Task goal: Reproduce the listing below in its entirety. Change nothing.

>> START

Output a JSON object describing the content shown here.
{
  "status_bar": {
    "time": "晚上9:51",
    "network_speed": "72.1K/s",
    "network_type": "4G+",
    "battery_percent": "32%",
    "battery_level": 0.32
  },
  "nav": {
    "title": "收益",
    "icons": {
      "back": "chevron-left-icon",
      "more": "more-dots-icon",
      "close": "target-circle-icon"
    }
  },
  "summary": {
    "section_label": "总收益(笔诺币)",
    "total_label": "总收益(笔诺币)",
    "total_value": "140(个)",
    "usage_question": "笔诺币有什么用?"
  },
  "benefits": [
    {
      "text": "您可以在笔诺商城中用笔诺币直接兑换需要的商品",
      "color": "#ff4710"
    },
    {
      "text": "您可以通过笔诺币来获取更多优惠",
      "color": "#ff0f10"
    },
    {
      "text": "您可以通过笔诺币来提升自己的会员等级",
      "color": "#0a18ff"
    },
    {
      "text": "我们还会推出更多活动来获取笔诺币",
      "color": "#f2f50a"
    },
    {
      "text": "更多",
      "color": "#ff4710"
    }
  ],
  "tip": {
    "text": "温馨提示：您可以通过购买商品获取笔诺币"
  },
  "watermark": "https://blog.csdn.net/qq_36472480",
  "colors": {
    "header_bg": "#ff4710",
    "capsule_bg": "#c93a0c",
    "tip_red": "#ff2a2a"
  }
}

>> END

The response:
Output a JSON object describing the content shown here.
{
  "status_bar": {
    "time": "晚上9:51",
    "network_speed": "72.1K/s",
    "network_type": "4G+",
    "battery_percent": "32%",
    "battery_level": 0.32
  },
  "nav": {
    "title": "收益",
    "icons": {
      "back": "chevron-left-icon",
      "more": "more-dots-icon",
      "close": "target-circle-icon"
    }
  },
  "summary": {
    "section_label": "总收益(笔诺币)",
    "total_label": "总收益(笔诺币)",
    "total_value": "140(个)",
    "usage_question": "笔诺币有什么用?"
  },
  "benefits": [
    {
      "text": "您可以在笔诺商城中用笔诺币直接兑换需要的商品",
      "color": "#ff4710"
    },
    {
      "text": "您可以通过笔诺币来获取更多优惠",
      "color": "#ff0f10"
    },
    {
      "text": "您可以通过笔诺币来提升自己的会员等级",
      "color": "#0a18ff"
    },
    {
      "text": "我们还会推出更多活动来获取笔诺币",
      "color": "#f2f50a"
    },
    {
      "text": "更多",
      "color": "#ff4710"
    }
  ],
  "tip": {
    "text": "温馨提示：您可以通过购买商品获取笔诺币"
  },
  "watermark": "https://blog.csdn.net/qq_36472480",
  "colors": {
    "header_bg": "#ff4710",
    "capsule_bg": "#c93a0c",
    "tip_red": "#ff2a2a"
  }
}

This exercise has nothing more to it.